## [Exercise prompt]
Look through the material below. Copy each line that contains the string "type".

----

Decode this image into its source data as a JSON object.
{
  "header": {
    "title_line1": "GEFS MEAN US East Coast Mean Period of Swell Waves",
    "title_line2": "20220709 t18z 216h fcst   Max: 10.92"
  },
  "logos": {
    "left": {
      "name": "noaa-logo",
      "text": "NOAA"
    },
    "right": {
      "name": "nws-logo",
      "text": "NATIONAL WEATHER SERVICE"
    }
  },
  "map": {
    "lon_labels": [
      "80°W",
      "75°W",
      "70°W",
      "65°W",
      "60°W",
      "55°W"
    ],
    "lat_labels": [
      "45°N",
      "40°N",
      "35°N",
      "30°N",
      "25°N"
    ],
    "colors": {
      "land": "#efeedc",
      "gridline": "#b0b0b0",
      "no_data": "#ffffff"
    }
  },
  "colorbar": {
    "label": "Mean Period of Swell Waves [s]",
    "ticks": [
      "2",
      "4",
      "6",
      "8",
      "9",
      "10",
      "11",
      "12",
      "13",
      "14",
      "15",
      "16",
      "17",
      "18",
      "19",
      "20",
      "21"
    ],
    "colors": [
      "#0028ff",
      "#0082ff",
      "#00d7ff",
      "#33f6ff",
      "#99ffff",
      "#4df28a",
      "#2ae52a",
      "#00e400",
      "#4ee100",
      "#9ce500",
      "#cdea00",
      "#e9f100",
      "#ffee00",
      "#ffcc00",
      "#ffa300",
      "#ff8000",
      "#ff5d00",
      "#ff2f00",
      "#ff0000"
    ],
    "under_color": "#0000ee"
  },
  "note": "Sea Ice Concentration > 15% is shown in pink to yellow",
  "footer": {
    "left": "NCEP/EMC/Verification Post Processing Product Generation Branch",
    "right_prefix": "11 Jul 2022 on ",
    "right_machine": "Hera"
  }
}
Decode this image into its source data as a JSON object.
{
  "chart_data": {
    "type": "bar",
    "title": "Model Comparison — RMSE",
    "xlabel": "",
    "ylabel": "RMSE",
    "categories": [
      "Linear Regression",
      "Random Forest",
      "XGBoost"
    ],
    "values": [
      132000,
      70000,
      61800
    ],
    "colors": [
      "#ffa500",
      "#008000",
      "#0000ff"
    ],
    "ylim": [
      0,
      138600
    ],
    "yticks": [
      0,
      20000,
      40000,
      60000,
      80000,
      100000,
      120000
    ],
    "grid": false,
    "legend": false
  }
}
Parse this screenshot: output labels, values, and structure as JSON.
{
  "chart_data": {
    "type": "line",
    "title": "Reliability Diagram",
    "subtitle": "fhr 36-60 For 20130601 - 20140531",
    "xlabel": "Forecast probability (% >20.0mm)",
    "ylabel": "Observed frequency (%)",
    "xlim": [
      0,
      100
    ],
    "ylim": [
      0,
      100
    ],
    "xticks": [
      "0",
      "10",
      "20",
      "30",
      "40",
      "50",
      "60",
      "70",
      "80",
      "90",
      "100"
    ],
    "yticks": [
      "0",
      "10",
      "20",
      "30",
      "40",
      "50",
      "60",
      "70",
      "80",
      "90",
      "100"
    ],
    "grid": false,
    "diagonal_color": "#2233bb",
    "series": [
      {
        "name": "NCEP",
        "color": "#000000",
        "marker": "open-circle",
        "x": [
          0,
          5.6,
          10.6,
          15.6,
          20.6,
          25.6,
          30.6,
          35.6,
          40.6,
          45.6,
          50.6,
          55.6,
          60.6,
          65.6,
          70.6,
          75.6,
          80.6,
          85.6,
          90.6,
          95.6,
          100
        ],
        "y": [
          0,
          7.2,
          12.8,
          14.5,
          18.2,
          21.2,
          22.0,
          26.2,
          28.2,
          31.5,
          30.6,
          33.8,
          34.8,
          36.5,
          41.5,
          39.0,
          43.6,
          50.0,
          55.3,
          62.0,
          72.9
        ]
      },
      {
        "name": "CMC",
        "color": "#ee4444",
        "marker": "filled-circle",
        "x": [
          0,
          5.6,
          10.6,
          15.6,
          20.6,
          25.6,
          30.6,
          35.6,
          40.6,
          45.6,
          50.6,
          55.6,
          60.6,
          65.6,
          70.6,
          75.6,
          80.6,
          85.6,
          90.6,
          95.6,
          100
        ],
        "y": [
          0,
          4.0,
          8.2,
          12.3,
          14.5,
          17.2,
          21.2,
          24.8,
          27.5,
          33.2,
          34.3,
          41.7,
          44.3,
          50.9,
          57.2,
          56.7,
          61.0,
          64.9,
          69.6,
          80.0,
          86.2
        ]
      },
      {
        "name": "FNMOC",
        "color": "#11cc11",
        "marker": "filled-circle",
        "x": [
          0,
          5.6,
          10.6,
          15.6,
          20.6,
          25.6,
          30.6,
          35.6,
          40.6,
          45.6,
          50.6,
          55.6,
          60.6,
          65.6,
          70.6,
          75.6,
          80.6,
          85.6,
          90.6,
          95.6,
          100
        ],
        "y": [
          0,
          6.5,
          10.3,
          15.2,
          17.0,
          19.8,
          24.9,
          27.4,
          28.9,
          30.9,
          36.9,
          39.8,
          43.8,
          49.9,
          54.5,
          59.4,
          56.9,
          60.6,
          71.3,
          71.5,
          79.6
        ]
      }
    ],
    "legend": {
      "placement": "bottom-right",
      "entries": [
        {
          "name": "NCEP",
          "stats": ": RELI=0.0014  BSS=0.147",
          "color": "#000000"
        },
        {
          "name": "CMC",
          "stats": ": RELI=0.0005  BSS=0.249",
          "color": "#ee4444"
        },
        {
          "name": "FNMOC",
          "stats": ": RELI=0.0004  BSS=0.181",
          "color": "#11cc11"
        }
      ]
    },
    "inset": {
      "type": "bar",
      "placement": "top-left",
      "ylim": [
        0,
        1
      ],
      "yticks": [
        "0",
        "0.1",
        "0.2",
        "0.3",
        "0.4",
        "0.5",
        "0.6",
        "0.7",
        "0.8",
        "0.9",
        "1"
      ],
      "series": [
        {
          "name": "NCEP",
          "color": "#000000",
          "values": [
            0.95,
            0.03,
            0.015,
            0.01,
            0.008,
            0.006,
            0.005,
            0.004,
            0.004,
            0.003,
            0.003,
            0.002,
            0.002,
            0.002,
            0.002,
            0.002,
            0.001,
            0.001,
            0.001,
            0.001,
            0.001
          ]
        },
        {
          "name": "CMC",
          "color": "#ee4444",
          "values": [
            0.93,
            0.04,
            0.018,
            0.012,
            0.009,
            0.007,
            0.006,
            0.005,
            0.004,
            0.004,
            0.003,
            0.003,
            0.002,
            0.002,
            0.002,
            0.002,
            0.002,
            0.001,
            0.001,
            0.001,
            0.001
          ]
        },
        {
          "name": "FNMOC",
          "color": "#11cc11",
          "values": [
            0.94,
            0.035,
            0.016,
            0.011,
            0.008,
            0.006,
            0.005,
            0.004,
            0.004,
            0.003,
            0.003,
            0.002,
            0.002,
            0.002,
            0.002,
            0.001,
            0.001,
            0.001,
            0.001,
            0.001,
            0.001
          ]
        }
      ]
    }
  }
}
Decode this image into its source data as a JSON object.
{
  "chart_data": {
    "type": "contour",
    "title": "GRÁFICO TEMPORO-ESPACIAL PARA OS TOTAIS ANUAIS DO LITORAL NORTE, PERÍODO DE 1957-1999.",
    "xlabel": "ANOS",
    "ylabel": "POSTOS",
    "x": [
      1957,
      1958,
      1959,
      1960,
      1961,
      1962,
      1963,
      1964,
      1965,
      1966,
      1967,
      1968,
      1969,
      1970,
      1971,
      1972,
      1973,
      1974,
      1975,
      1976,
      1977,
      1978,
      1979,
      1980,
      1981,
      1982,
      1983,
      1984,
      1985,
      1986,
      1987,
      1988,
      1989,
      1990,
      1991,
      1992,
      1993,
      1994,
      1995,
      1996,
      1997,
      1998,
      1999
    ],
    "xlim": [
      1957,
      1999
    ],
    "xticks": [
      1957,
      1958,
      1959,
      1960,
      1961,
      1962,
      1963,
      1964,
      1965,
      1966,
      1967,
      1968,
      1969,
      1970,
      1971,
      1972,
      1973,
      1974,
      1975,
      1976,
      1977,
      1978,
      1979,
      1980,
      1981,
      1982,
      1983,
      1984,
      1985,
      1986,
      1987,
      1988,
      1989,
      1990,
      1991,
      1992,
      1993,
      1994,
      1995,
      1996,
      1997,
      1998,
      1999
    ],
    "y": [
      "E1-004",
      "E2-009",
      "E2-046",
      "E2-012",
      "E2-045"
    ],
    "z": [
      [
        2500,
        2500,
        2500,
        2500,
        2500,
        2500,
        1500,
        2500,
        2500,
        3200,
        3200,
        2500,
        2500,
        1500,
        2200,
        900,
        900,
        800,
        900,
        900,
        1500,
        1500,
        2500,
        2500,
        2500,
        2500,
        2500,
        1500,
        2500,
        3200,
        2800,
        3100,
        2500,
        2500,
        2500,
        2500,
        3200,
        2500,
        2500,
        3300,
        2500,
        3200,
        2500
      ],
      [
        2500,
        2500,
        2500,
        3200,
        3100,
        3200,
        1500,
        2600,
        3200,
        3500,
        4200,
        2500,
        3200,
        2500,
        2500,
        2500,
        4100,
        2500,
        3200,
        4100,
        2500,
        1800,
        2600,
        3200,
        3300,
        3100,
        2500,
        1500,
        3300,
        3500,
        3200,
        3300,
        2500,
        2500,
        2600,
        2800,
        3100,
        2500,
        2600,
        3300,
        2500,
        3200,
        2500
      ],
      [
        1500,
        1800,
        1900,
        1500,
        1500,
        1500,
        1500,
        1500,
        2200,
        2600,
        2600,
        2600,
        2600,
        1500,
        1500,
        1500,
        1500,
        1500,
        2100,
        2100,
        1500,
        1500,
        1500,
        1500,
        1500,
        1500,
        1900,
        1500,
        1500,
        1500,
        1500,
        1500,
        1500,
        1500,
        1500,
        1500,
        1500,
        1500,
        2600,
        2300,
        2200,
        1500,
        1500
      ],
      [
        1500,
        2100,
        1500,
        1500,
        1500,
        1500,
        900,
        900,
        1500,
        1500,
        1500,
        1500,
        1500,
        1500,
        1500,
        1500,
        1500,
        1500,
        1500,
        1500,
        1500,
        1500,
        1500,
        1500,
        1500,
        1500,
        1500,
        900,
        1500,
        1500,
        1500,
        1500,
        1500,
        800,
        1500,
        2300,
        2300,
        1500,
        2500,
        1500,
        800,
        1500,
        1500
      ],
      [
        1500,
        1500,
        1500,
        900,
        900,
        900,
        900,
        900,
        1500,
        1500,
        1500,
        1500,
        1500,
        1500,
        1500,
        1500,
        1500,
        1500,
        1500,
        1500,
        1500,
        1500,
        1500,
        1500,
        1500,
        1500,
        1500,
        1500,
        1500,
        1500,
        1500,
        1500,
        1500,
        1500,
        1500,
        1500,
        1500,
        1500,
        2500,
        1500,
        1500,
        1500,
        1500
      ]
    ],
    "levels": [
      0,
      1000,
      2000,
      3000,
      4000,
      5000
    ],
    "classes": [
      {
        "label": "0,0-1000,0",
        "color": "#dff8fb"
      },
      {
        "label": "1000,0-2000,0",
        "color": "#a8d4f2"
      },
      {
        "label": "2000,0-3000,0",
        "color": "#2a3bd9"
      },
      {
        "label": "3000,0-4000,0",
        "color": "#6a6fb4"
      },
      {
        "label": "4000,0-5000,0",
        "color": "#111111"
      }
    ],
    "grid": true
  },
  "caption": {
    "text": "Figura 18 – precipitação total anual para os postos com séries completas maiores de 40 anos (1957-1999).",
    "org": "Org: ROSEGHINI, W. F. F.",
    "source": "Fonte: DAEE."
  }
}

----

## [Answer to this exercise]
    "type": "bar",
    "type": "line",
      "type": "bar",
    "type": "contour",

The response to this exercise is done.